▶ **TASK DETAILS**
Could you write out these lines again, changing "signal-icon" to "network-icon" everywhere it occurs and leaving all else untouched?

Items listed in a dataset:
=====

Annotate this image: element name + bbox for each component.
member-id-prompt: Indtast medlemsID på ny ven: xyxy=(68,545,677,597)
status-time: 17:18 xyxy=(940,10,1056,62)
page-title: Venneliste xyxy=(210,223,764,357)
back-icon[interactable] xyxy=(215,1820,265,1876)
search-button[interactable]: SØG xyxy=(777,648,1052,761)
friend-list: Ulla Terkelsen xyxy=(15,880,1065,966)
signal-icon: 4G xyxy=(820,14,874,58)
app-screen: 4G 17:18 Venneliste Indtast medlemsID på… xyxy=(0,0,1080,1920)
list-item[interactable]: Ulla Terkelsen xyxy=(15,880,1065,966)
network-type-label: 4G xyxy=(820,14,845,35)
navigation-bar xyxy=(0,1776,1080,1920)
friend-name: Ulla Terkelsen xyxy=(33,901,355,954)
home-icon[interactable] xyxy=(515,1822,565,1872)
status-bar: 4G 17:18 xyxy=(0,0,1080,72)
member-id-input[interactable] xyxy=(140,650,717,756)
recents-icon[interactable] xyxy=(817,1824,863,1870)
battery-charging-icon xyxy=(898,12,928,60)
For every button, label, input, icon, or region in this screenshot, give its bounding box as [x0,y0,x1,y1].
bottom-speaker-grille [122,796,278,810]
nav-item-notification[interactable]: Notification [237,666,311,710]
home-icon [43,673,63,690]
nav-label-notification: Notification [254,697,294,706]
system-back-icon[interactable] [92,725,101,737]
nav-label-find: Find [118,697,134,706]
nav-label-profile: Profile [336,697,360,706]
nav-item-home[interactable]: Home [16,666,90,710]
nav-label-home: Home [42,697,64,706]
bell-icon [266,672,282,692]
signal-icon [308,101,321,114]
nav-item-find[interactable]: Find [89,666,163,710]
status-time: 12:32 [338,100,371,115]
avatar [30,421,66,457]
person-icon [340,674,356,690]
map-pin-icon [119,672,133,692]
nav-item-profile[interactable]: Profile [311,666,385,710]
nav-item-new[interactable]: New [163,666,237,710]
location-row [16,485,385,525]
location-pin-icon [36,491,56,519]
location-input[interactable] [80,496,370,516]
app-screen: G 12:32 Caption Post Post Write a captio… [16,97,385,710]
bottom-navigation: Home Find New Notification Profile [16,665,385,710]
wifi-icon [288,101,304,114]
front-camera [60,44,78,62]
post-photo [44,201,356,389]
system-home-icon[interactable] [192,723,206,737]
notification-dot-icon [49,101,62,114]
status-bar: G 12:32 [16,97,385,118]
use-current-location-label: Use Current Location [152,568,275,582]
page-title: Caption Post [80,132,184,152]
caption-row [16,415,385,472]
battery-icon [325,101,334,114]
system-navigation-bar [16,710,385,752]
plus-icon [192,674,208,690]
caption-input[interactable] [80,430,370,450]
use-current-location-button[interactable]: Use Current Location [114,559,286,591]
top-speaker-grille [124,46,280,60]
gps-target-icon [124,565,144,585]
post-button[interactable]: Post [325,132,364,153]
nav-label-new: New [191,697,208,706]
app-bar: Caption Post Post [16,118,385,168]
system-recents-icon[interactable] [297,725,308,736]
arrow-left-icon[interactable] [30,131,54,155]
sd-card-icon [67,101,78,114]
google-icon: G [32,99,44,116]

=====

▶ **RESPONSE TO THIS EXERCISE**
Annotate this image: element name + bbox for each component.
member-id-prompt: Indtast medlemsID på ny ven: xyxy=(68,545,677,597)
status-time: 17:18 xyxy=(940,10,1056,62)
page-title: Venneliste xyxy=(210,223,764,357)
back-icon[interactable] xyxy=(215,1820,265,1876)
search-button[interactable]: SØG xyxy=(777,648,1052,761)
friend-list: Ulla Terkelsen xyxy=(15,880,1065,966)
network-icon: 4G xyxy=(820,14,874,58)
app-screen: 4G 17:18 Venneliste Indtast medlemsID på… xyxy=(0,0,1080,1920)
list-item[interactable]: Ulla Terkelsen xyxy=(15,880,1065,966)
network-type-label: 4G xyxy=(820,14,845,35)
navigation-bar xyxy=(0,1776,1080,1920)
friend-name: Ulla Terkelsen xyxy=(33,901,355,954)
home-icon[interactable] xyxy=(515,1822,565,1872)
status-bar: 4G 17:18 xyxy=(0,0,1080,72)
member-id-input[interactable] xyxy=(140,650,717,756)
recents-icon[interactable] xyxy=(817,1824,863,1870)
battery-charging-icon xyxy=(898,12,928,60)
For every button, label, input, icon, or region in this screenshot, give its bounding box as [x0,y0,x1,y1].
bottom-speaker-grille [122,796,278,810]
nav-item-notification[interactable]: Notification [237,666,311,710]
home-icon [43,673,63,690]
nav-label-notification: Notification [254,697,294,706]
system-back-icon[interactable] [92,725,101,737]
nav-label-find: Find [118,697,134,706]
nav-label-profile: Profile [336,697,360,706]
nav-item-home[interactable]: Home [16,666,90,710]
nav-label-home: Home [42,697,64,706]
bell-icon [266,672,282,692]
network-icon [308,101,321,114]
nav-item-find[interactable]: Find [89,666,163,710]
status-time: 12:32 [338,100,371,115]
avatar [30,421,66,457]
person-icon [340,674,356,690]
map-pin-icon [119,672,133,692]
nav-item-profile[interactable]: Profile [311,666,385,710]
nav-item-new[interactable]: New [163,666,237,710]
location-row [16,485,385,525]
location-pin-icon [36,491,56,519]
location-input[interactable] [80,496,370,516]
app-screen: G 12:32 Caption Post Post Write a captio… [16,97,385,710]
bottom-navigation: Home Find New Notification Profile [16,665,385,710]
wifi-icon [288,101,304,114]
front-camera [60,44,78,62]
post-photo [44,201,356,389]
system-home-icon[interactable] [192,723,206,737]
notification-dot-icon [49,101,62,114]
status-bar: G 12:32 [16,97,385,118]
use-current-location-label: Use Current Location [152,568,275,582]
page-title: Caption Post [80,132,184,152]
caption-row [16,415,385,472]
battery-icon [325,101,334,114]
system-navigation-bar [16,710,385,752]
plus-icon [192,674,208,690]
caption-input[interactable] [80,430,370,450]
use-current-location-button[interactable]: Use Current Location [114,559,286,591]
top-speaker-grille [124,46,280,60]
gps-target-icon [124,565,144,585]
post-button[interactable]: Post [325,132,364,153]
nav-label-new: New [191,697,208,706]
app-bar: Caption Post Post [16,118,385,168]
system-recents-icon[interactable] [297,725,308,736]
arrow-left-icon[interactable] [30,131,54,155]
sd-card-icon [67,101,78,114]
google-icon: G [32,99,44,116]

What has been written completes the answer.